§ STATED EXERCISE: Copy out every line of text from all of the items below word for word, and leave the pictures out of your answer.
^^^^^^^^
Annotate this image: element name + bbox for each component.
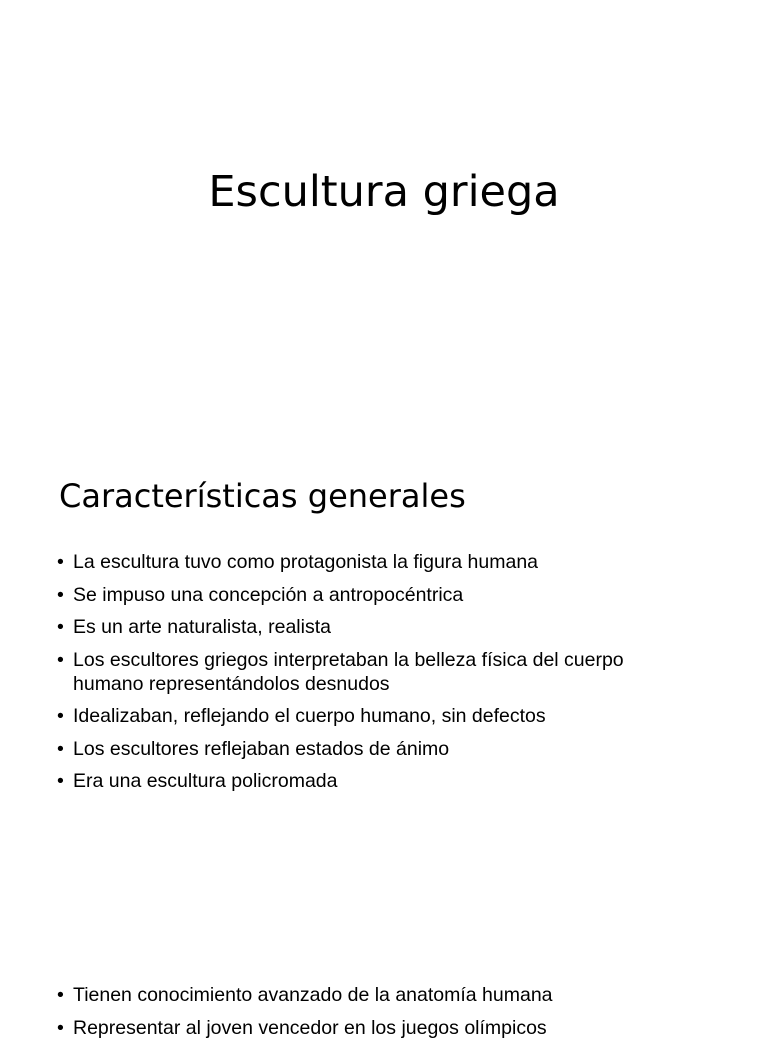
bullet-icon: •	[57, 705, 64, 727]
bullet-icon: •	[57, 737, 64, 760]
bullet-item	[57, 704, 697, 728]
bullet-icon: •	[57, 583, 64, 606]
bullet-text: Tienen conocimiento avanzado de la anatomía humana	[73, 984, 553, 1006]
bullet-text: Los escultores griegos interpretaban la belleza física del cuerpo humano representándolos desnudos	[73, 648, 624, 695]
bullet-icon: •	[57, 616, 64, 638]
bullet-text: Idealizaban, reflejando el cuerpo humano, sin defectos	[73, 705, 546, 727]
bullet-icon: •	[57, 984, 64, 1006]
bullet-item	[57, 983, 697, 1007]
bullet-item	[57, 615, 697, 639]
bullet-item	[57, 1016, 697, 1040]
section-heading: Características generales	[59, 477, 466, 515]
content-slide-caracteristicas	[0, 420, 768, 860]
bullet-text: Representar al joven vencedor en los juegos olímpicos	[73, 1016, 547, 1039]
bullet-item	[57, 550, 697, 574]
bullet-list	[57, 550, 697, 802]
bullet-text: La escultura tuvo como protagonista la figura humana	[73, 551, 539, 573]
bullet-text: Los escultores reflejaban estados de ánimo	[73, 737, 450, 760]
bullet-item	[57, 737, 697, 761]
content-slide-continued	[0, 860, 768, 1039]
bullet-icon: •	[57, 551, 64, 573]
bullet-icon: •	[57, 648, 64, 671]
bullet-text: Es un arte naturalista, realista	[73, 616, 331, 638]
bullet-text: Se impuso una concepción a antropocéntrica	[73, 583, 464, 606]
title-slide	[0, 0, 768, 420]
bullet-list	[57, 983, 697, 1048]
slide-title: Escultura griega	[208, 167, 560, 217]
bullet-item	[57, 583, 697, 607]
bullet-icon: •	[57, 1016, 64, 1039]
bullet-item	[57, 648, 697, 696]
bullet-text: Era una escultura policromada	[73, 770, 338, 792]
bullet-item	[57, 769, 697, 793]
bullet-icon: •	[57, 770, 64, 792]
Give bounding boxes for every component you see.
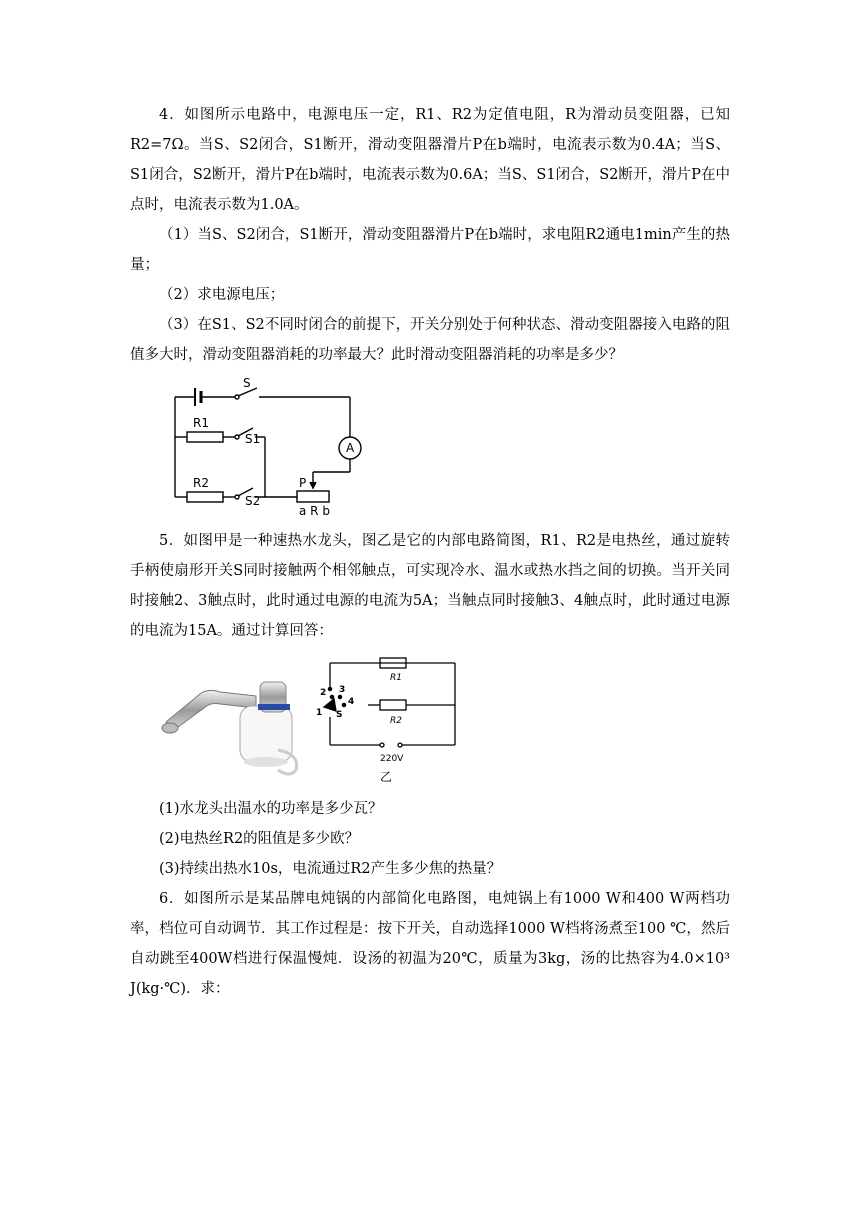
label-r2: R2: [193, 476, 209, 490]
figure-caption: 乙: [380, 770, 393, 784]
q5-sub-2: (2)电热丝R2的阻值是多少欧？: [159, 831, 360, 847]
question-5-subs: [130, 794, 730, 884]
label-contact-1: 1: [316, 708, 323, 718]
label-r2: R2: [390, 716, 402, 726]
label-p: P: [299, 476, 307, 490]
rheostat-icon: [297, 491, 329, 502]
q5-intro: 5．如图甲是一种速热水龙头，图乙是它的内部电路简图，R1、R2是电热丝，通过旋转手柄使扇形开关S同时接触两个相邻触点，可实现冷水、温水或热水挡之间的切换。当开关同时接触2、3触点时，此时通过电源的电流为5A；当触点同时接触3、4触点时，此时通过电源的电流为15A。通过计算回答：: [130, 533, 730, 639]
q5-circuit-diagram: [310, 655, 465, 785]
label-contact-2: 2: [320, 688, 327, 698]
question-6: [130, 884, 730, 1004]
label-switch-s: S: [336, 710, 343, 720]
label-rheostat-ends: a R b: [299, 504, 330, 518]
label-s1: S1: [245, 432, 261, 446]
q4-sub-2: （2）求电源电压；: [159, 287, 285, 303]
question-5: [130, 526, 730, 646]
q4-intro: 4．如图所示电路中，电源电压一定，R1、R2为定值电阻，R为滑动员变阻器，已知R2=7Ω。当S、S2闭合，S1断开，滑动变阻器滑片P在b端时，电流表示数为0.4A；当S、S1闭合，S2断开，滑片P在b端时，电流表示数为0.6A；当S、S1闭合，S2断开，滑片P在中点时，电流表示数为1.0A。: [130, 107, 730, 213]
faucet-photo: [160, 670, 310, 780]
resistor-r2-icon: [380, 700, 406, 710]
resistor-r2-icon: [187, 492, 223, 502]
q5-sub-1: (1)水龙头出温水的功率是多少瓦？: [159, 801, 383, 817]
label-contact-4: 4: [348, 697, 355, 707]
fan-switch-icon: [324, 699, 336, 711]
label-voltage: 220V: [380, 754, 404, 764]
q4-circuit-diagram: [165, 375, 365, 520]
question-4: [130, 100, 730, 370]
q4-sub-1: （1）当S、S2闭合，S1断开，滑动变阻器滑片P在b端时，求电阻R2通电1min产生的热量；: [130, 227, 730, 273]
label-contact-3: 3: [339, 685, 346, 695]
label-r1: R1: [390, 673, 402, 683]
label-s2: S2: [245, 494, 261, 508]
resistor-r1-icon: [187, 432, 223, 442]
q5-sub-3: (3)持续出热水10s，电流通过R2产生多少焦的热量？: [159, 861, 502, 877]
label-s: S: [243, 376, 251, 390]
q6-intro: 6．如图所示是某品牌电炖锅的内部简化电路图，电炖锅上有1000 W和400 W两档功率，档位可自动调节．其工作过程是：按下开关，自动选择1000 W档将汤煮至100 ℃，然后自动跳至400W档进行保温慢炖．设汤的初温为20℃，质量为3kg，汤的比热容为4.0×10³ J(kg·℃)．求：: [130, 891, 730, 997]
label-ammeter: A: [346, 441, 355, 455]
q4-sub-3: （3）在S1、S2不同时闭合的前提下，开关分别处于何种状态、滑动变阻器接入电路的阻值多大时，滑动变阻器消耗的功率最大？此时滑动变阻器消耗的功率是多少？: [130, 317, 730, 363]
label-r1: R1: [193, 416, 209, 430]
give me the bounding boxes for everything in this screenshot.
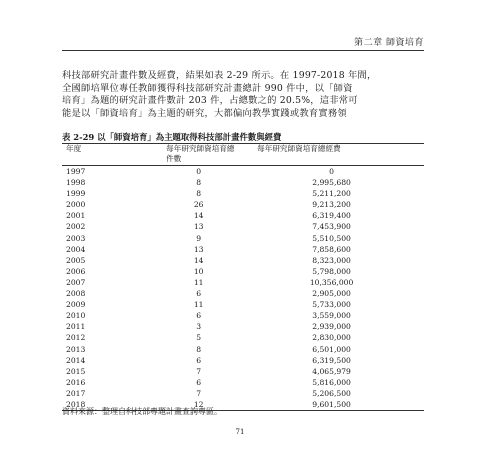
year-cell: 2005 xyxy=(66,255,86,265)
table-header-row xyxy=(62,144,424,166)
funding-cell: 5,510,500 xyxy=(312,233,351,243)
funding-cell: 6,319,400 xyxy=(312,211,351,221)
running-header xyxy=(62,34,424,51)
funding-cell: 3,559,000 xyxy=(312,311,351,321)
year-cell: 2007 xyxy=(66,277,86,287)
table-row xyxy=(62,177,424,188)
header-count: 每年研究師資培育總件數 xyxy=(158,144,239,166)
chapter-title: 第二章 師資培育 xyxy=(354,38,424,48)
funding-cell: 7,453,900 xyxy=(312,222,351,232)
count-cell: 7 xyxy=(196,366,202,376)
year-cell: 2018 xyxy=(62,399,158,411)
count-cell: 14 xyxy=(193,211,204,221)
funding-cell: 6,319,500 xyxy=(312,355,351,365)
^^^^^^^^
§ CORRECT ANSWER:
Annotate this image: element name + bbox for each component.
bullet-icon: •	[57, 705, 64, 727]
bullet-icon: •	[57, 737, 64, 760]
bullet-item	[57, 704, 697, 728]
bullet-icon: •	[57, 583, 64, 606]
bullet-text: Tienen conocimiento avanzado de la anatomía humana	[73, 984, 553, 1006]
bullet-text: Los escultores griegos interpretaban la belleza física del cuerpo humano representándolos desnudos	[73, 648, 624, 695]
bullet-icon: •	[57, 616, 64, 638]
bullet-text: Idealizaban, reflejando el cuerpo humano, sin defectos	[73, 705, 546, 727]
bullet-icon: •	[57, 984, 64, 1006]
bullet-item	[57, 983, 697, 1007]
bullet-item	[57, 615, 697, 639]
bullet-item	[57, 1016, 697, 1040]
section-heading: Características generales	[59, 477, 466, 515]
content-slide-caracteristicas	[0, 420, 768, 860]
bullet-text: Representar al joven vencedor en los juegos olímpicos	[73, 1016, 547, 1039]
bullet-item	[57, 550, 697, 574]
bullet-list	[57, 550, 697, 802]
bullet-text: La escultura tuvo como protagonista la figura humana	[73, 551, 539, 573]
bullet-text: Los escultores reflejaban estados de ánimo	[73, 737, 450, 760]
bullet-item	[57, 737, 697, 761]
content-slide-continued	[0, 860, 768, 1039]
bullet-icon: •	[57, 551, 64, 573]
bullet-icon: •	[57, 648, 64, 671]
bullet-text: Es un arte naturalista, realista	[73, 616, 331, 638]
bullet-text: Se impuso una concepción a antropocéntrica	[73, 583, 464, 606]
title-slide	[0, 0, 768, 420]
bullet-list	[57, 983, 697, 1048]
slide-title: Escultura griega	[208, 167, 560, 217]
bullet-item	[57, 583, 697, 607]
bullet-icon: •	[57, 1016, 64, 1039]
bullet-item	[57, 648, 697, 696]
bullet-text: Era una escultura policromada	[73, 770, 338, 792]
bullet-item	[57, 769, 697, 793]
bullet-icon: •	[57, 770, 64, 792]
Give bounding boxes for every component you see.
label-r2: R2: [193, 476, 209, 490]
figure-caption: 乙: [380, 770, 393, 784]
q5-sub-2: (2)电热丝R2的阻值是多少欧？: [159, 831, 360, 847]
question-5-subs: [130, 794, 730, 884]
label-contact-1: 1: [316, 708, 323, 718]
label-r2: R2: [390, 716, 402, 726]
label-p: P: [299, 476, 307, 490]
rheostat-icon: [297, 491, 329, 502]
q5-intro: 5．如图甲是一种速热水龙头，图乙是它的内部电路简图，R1、R2是电热丝，通过旋转手柄使扇形开关S同时接触两个相邻触点，可实现冷水、温水或热水挡之间的切换。当开关同时接触2、3触点时，此时通过电源的电流为5A；当触点同时接触3、4触点时，此时通过电源的电流为15A。通过计算回答：: [130, 533, 730, 639]
q5-circuit-diagram: [310, 655, 465, 785]
label-contact-2: 2: [320, 688, 327, 698]
question-6: [130, 884, 730, 1004]
label-switch-s: S: [336, 710, 343, 720]
label-rheostat-ends: a R b: [299, 504, 330, 518]
label-s1: S1: [245, 432, 261, 446]
q4-sub-2: （2）求电源电压；: [159, 287, 285, 303]
question-5: [130, 526, 730, 646]
q4-intro: 4．如图所示电路中，电源电压一定，R1、R2为定值电阻，R为滑动员变阻器，已知R2=7Ω。当S、S2闭合，S1断开，滑动变阻器滑片P在b端时，电流表示数为0.4A；当S、S1闭合，S2断开，滑片P在b端时，电流表示数为0.6A；当S、S1闭合，S2断开，滑片P在中点时，电流表示数为1.0A。: [130, 107, 730, 213]
faucet-photo: [160, 670, 310, 780]
resistor-r2-icon: [380, 700, 406, 710]
resistor-r2-icon: [187, 492, 223, 502]
q5-sub-1: (1)水龙头出温水的功率是多少瓦？: [159, 801, 383, 817]
label-contact-4: 4: [348, 697, 355, 707]
fan-switch-icon: [324, 699, 336, 711]
label-voltage: 220V: [380, 754, 404, 764]
q4-circuit-diagram: [165, 375, 365, 520]
question-4: [130, 100, 730, 370]
q4-sub-1: （1）当S、S2闭合，S1断开，滑动变阻器滑片P在b端时，求电阻R2通电1min产生的热量；: [130, 227, 730, 273]
label-contact-3: 3: [339, 685, 346, 695]
label-r1: R1: [390, 673, 402, 683]
label-s2: S2: [245, 494, 261, 508]
resistor-r1-icon: [187, 432, 223, 442]
q5-sub-3: (3)持续出热水10s，电流通过R2产生多少焦的热量？: [159, 861, 502, 877]
label-s: S: [243, 376, 251, 390]
q6-intro: 6．如图所示是某品牌电炖锅的内部简化电路图，电炖锅上有1000 W和400 W两档功率，档位可自动调节．其工作过程是：按下开关，自动选择1000 W档将汤煮至100 ℃，然后自动跳至400W档进行保温慢炖．设汤的初温为20℃，质量为3kg，汤的比热容为4.0×10³ J(kg·℃)．求：: [130, 891, 730, 997]
label-ammeter: A: [346, 441, 355, 455]
q4-sub-3: （3）在S1、S2不同时闭合的前提下，开关分别处于何种状态、滑动变阻器接入电路的阻值多大时，滑动变阻器消耗的功率最大？此时滑动变阻器消耗的功率是多少？: [130, 317, 730, 363]
label-r1: R1: [193, 416, 209, 430]
give me the bounding boxes for everything in this screenshot.
year-cell: 2005 xyxy=(66,255,86,265)
table-header-row xyxy=(62,144,424,166)
funding-cell: 5,510,500 xyxy=(312,233,351,243)
funding-cell: 6,319,400 xyxy=(312,211,351,221)
running-header xyxy=(62,34,424,51)
funding-cell: 3,559,000 xyxy=(312,311,351,321)
year-cell: 2007 xyxy=(66,277,86,287)
table-row xyxy=(62,177,424,188)
header-count: 每年研究師資培育總件數 xyxy=(158,144,239,166)
chapter-title: 第二章 師資培育 xyxy=(354,38,424,48)
funding-cell: 7,453,900 xyxy=(312,222,351,232)
count-cell: 7 xyxy=(196,366,202,376)
year-cell: 2018 xyxy=(62,399,158,411)
count-cell: 14 xyxy=(193,211,204,221)
funding-cell: 6,319,500 xyxy=(312,355,351,365)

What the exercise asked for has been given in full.